--- Stated exercise ---
Work through the material below line by line and say how many lines include the word "March". Only the number, please.

══ Rows ══

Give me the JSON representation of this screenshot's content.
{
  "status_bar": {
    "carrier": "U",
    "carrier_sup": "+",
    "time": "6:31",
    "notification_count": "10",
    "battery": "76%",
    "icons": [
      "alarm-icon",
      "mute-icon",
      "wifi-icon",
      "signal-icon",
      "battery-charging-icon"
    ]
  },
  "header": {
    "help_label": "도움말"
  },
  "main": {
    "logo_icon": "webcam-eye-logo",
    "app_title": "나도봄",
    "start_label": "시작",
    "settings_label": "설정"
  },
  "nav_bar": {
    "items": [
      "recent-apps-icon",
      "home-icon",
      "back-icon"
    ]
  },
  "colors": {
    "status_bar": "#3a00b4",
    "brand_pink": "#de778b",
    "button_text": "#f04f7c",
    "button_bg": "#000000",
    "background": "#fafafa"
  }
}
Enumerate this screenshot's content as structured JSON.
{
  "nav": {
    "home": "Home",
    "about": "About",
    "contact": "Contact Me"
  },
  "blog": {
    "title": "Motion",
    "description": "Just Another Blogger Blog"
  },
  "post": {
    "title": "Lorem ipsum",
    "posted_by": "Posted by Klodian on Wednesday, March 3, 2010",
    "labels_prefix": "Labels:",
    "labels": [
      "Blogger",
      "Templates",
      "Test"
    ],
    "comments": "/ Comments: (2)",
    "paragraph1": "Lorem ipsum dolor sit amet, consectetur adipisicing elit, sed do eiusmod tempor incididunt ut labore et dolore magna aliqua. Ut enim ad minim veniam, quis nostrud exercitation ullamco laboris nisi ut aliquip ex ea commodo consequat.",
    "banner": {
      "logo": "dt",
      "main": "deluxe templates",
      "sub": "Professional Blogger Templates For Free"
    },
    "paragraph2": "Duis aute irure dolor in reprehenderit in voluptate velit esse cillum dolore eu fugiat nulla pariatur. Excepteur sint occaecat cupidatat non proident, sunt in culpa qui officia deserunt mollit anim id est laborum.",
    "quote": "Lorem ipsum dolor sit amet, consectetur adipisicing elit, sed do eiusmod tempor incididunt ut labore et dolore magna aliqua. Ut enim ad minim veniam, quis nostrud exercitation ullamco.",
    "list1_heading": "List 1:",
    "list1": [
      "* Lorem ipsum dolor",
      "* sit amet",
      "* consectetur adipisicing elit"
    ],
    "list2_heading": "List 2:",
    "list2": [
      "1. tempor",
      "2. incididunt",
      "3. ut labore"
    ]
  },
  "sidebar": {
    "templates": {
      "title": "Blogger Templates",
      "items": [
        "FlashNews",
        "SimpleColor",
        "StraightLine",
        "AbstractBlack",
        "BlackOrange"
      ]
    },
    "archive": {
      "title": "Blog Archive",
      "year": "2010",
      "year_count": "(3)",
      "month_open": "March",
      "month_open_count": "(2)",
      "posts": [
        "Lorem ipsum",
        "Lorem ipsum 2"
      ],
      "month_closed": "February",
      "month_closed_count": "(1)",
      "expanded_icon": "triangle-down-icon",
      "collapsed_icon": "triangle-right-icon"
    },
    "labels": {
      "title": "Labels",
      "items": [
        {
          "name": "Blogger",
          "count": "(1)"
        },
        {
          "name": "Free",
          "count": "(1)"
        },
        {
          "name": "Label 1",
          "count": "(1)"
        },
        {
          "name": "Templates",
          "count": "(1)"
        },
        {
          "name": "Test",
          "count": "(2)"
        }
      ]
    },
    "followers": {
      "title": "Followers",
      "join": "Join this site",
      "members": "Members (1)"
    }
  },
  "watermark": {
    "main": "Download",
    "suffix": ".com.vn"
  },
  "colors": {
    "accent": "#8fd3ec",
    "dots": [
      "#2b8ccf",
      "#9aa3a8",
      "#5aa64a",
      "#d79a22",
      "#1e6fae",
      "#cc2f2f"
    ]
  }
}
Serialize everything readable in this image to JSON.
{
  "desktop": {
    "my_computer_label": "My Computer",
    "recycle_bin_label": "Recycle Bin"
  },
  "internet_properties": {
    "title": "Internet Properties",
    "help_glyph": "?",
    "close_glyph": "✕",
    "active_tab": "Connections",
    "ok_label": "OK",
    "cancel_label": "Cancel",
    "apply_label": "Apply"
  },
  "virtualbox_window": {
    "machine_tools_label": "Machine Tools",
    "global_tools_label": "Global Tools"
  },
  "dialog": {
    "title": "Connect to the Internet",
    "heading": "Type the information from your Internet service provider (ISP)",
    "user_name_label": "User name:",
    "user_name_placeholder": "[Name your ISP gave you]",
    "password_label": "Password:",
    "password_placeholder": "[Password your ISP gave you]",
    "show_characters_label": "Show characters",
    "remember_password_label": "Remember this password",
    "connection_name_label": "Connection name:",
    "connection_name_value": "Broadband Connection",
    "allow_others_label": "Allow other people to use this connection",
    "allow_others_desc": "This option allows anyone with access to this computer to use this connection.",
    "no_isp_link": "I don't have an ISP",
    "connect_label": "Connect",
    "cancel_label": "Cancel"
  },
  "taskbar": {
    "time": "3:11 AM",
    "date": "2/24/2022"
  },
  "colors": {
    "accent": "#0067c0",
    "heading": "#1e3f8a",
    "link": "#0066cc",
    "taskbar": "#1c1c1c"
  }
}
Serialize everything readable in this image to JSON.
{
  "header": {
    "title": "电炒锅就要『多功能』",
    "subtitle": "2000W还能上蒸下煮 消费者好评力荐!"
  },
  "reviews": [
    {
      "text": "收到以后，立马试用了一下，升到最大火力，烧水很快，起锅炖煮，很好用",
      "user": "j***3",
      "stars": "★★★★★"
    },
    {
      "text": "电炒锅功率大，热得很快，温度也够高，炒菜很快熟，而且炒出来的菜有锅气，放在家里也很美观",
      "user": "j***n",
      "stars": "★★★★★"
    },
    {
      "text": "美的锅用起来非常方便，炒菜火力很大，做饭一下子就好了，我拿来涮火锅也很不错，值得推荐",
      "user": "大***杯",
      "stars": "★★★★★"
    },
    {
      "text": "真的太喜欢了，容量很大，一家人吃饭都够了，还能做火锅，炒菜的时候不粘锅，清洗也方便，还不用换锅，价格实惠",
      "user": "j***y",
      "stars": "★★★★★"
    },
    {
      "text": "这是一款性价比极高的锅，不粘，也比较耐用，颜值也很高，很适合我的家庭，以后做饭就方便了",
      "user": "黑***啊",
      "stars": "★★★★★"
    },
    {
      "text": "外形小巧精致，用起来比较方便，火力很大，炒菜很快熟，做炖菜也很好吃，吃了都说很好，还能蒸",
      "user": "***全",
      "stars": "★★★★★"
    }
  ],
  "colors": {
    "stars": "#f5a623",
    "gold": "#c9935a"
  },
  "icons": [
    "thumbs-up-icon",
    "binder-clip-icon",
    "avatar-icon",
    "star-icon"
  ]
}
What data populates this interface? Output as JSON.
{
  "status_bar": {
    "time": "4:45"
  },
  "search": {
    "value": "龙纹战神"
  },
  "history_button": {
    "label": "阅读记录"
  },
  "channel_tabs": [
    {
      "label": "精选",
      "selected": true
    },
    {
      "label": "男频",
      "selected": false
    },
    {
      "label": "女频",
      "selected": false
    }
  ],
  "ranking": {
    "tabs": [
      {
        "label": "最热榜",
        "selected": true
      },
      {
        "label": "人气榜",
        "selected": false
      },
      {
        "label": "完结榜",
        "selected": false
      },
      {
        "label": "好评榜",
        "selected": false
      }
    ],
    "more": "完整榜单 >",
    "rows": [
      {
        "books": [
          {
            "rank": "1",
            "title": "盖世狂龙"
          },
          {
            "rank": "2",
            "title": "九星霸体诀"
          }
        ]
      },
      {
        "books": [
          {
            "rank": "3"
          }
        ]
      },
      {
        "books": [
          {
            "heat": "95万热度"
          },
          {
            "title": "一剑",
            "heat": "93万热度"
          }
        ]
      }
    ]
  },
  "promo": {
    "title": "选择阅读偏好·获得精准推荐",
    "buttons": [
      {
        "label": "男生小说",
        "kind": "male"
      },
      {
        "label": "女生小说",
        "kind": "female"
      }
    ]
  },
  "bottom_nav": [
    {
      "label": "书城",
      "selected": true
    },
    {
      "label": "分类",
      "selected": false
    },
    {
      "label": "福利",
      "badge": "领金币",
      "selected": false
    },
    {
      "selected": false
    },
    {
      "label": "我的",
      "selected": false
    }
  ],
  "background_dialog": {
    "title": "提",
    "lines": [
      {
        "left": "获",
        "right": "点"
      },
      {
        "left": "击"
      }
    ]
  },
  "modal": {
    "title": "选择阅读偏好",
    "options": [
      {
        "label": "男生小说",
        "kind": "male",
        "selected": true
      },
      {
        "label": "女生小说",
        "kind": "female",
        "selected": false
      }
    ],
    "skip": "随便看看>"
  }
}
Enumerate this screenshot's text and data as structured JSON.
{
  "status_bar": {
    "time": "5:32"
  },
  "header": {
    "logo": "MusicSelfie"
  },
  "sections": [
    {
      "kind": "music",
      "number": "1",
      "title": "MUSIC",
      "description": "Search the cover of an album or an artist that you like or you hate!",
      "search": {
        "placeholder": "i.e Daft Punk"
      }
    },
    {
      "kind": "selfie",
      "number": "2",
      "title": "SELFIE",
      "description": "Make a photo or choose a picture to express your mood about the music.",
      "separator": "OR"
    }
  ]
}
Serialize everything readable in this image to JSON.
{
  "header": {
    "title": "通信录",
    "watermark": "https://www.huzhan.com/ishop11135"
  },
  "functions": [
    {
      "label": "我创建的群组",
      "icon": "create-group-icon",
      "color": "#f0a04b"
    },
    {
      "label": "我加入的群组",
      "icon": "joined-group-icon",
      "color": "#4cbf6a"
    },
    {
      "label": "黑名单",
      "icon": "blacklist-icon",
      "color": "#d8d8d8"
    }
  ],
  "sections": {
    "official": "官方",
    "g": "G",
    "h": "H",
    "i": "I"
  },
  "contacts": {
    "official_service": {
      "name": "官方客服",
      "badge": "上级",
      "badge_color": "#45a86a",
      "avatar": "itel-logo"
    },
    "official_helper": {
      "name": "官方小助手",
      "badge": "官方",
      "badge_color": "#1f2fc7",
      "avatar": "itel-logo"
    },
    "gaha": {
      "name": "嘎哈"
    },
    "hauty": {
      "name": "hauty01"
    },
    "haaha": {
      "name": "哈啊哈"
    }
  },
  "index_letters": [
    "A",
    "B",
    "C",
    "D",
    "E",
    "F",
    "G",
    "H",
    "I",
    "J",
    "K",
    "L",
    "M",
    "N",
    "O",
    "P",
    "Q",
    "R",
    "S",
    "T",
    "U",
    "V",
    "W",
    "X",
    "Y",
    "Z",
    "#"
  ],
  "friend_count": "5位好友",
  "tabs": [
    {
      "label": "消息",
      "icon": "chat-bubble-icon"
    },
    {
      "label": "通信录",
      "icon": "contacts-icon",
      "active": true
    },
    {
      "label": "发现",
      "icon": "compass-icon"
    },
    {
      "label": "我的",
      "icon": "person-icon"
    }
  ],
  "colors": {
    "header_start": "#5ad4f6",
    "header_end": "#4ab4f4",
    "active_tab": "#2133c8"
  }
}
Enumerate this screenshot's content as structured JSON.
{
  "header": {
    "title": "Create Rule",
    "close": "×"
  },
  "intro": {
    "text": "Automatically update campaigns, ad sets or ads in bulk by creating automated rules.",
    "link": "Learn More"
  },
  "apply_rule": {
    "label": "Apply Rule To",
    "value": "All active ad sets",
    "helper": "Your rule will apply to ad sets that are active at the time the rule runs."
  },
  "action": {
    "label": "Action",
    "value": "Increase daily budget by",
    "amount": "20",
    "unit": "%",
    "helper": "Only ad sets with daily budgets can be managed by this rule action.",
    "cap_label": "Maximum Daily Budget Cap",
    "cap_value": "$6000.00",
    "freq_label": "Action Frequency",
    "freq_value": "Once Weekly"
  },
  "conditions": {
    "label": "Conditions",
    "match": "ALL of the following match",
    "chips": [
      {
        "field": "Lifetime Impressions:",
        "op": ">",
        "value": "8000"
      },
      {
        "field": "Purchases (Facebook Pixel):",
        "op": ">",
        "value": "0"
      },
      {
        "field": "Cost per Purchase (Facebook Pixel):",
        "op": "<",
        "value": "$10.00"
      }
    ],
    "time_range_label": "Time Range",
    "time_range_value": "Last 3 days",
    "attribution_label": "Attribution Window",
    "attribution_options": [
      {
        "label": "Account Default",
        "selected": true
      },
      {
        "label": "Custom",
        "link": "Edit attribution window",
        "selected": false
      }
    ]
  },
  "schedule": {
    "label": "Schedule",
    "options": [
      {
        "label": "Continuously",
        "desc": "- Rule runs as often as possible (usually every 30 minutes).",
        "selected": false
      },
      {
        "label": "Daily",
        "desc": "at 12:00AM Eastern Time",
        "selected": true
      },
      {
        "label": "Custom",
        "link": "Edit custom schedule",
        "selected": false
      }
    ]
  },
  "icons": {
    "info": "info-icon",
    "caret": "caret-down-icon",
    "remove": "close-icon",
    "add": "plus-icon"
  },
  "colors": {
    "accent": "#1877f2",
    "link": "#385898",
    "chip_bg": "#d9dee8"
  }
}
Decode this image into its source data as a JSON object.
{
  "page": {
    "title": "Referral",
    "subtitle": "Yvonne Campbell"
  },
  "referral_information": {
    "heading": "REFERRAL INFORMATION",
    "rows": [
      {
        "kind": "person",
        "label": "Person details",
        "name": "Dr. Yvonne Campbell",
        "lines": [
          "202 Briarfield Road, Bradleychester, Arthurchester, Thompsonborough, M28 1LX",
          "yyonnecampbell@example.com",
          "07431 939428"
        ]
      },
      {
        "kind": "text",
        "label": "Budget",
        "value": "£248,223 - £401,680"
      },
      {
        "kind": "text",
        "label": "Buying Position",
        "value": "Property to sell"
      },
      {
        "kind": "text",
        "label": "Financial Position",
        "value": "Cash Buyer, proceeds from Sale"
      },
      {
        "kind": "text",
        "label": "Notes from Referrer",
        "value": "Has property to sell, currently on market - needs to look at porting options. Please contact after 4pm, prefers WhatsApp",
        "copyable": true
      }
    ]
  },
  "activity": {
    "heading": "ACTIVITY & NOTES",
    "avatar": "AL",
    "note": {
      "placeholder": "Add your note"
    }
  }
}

═══

--- Answer below ---
2